Your task: Pick out each line of the records in which the word "ustawień" appears.

Begin Task inputs

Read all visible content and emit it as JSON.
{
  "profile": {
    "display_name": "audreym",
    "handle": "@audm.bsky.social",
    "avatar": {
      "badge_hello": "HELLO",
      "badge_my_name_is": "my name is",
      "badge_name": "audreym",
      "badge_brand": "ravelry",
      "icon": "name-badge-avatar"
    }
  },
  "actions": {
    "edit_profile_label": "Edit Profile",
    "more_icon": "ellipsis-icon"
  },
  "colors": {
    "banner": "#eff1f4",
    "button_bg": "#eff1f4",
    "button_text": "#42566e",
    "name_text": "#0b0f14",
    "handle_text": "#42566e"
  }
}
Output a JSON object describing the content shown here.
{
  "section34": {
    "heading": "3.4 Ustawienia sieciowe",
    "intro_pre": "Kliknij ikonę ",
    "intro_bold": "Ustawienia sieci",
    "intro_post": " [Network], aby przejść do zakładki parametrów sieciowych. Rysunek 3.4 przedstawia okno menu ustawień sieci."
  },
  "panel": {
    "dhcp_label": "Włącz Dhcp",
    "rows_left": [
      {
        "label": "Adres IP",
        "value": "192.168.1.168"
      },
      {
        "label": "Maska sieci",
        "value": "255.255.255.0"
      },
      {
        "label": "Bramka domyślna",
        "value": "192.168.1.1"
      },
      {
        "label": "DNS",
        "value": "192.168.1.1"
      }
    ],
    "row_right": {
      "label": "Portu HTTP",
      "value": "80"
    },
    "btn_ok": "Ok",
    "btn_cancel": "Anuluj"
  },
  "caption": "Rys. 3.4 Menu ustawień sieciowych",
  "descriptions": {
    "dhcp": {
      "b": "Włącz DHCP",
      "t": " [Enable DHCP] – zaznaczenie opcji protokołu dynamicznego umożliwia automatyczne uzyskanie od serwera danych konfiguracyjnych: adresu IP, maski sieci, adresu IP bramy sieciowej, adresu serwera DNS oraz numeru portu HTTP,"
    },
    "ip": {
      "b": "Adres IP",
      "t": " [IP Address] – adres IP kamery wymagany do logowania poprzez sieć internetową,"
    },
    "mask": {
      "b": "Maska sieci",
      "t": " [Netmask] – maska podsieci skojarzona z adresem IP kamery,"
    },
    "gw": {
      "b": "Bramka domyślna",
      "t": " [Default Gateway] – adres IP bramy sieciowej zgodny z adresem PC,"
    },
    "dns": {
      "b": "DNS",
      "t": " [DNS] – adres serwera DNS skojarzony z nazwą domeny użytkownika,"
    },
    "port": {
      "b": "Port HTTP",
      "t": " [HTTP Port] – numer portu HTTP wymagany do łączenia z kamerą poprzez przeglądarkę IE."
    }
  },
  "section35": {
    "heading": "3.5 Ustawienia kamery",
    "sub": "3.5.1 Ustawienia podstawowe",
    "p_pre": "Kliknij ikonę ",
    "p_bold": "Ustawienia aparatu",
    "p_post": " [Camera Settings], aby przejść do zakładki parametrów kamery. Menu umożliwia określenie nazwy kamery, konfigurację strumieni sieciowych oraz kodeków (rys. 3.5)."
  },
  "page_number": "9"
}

End Task inputs

Exercise output:
    "intro_post": " [Network], aby przejść do zakładki parametrów sieciowych. Rysunek 3.4 przedstawia okno menu ustawień sieci."
  "caption": "Rys. 3.4 Menu ustawień sieciowych",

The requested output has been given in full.